** Start of ENTRIES SHOWN **
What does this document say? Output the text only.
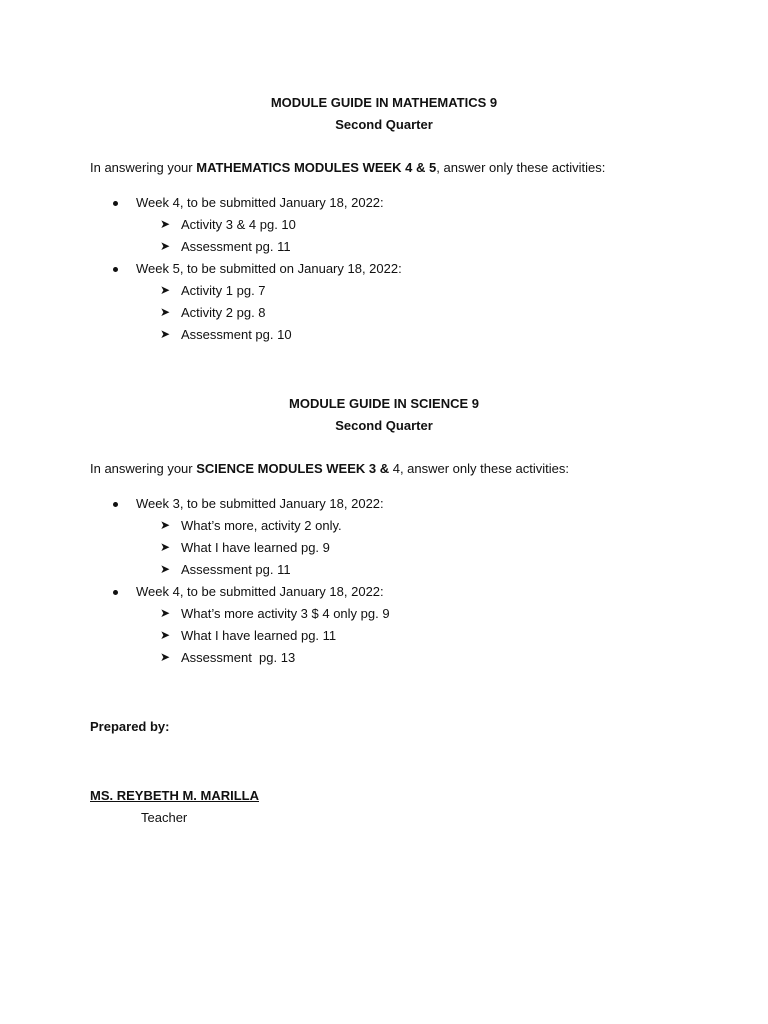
MODULE GUIDE IN MATHEMATICS 9
Second Quarter
In answering your MATHEMATICS MODULES WEEK 4 & 5, answer only these activities:
Week 4, to be submitted January 18, 2022:
➤ Activity 3 & 4 pg. 10
➤ Assessment pg. 11
Week 5, to be submitted on January 18, 2022:
➤ Activity 1 pg. 7
➤ Activity 2 pg. 8
➤ Assessment pg. 10
MODULE GUIDE IN SCIENCE 9
Second Quarter
In answering your SCIENCE MODULES WEEK 3 & 4, answer only these activities:
Week 3, to be submitted January 18, 2022:
➤ What’s more, activity 2 only.
➤ What I have learned pg. 9
➤ Assessment pg. 11
Week 4, to be submitted January 18, 2022:
➤ What’s more activity 3 $ 4 only pg. 9
➤ What I have learned pg. 11
➤ Assessment  pg. 13
Prepared by:
MS. REYBETH M. MARILLA
Teacher
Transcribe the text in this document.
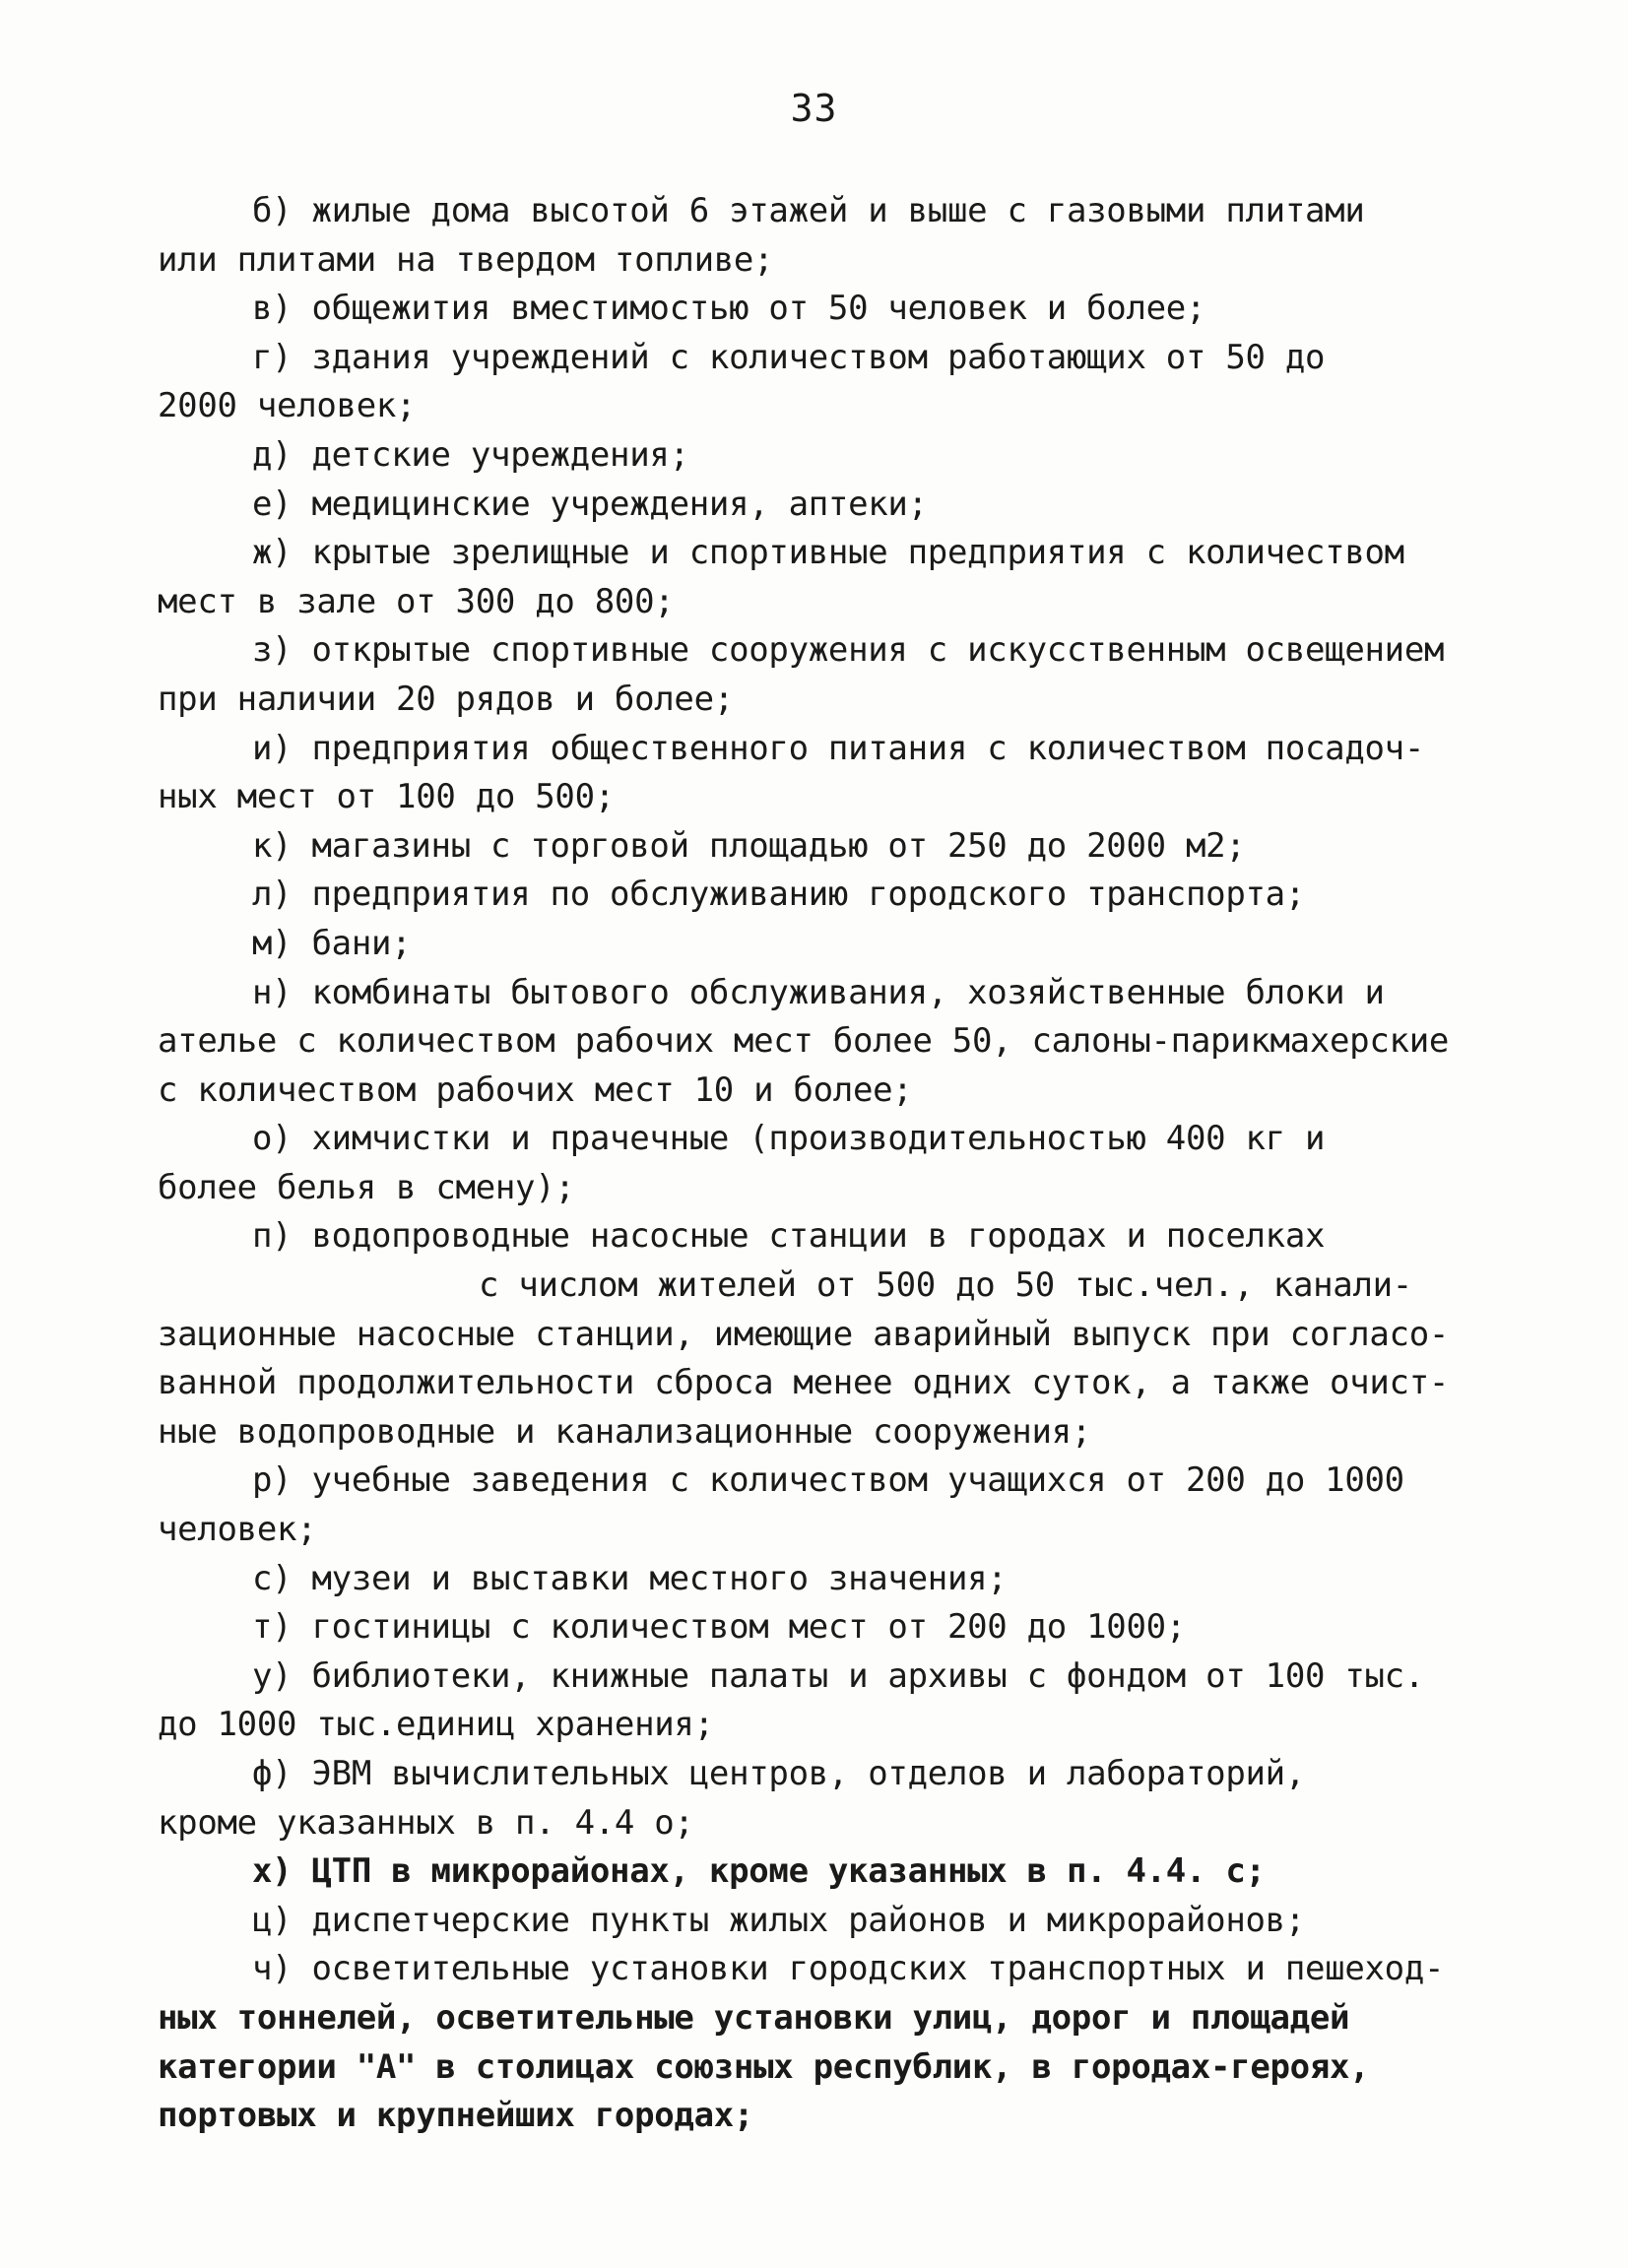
33
б) жилые дома высотой 6 этажей и выше с газовыми плитами
или плитами на твердом топливе;
в) общежития вместимостью от 50 человек и более;
г) здания учреждений с количеством работающих от 50 до
2000 человек;
д) детские учреждения;
е) медицинские учреждения, аптеки;
ж) крытые зрелищные и спортивные предприятия с количеством
мест в зале от 300 до 800;
з) открытые спортивные сооружения с искусственным освещением
при наличии 20 рядов и более;
и) предприятия общественного питания с количеством посадоч-
ных мест от 100 до 500;
к) магазины с торговой площадью от 250 до 2000 м2;
л) предприятия по обслуживанию городского транспорта;
м) бани;
н) комбинаты бытового обслуживания, хозяйственные блоки и
ателье с количеством рабочих мест более 50, салоны-парикмахерские
с количеством рабочих мест 10 и более;
о) химчистки и прачечные (производительностью 400 кг и
более белья в смену);
п) водопроводные насосные станции в городах и поселках
с числом жителей от 500 до 50 тыс.чел., канали-
зационные насосные станции, имеющие аварийный выпуск при согласо-
ванной продолжительности сброса менее одних суток, а также очист-
ные водопроводные и канализационные сооружения;
р) учебные заведения с количеством учащихся от 200 до 1000
человек;
с) музеи и выставки местного значения;
т) гостиницы с количеством мест от 200 до 1000;
у) библиотеки, книжные палаты и архивы с фондом от 100 тыс.
до 1000 тыс.единиц хранения;
ф) ЭВМ вычислительных центров, отделов и лабораторий,
кроме указанных в п. 4.4 о;
х) ЦТП в микрорайонах, кроме указанных в п. 4.4. с;
ц) диспетчерские пункты жилых районов и микрорайонов;
ч) осветительные установки городских транспортных и пешеход-
ных тоннелей, осветительные установки улиц, дорог и площадей
категории "А" в столицах союзных республик, в городах-героях,
портовых и крупнейших городах;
** End of ENTRIES SHOWN **
WHAT THIS TASK INVOLVES:
Search the entries for the word "only" and gather every line where it appears.

ANSWER IN FULL:
What does this document say? Output the text only.
In answering your MATHEMATICS MODULES WEEK 4 & 5, answer only these activities:
In answering your SCIENCE MODULES WEEK 3 & 4, answer only these activities:
➤ What’s more, activity 2 only.
➤ What’s more activity 3 $ 4 only pg. 9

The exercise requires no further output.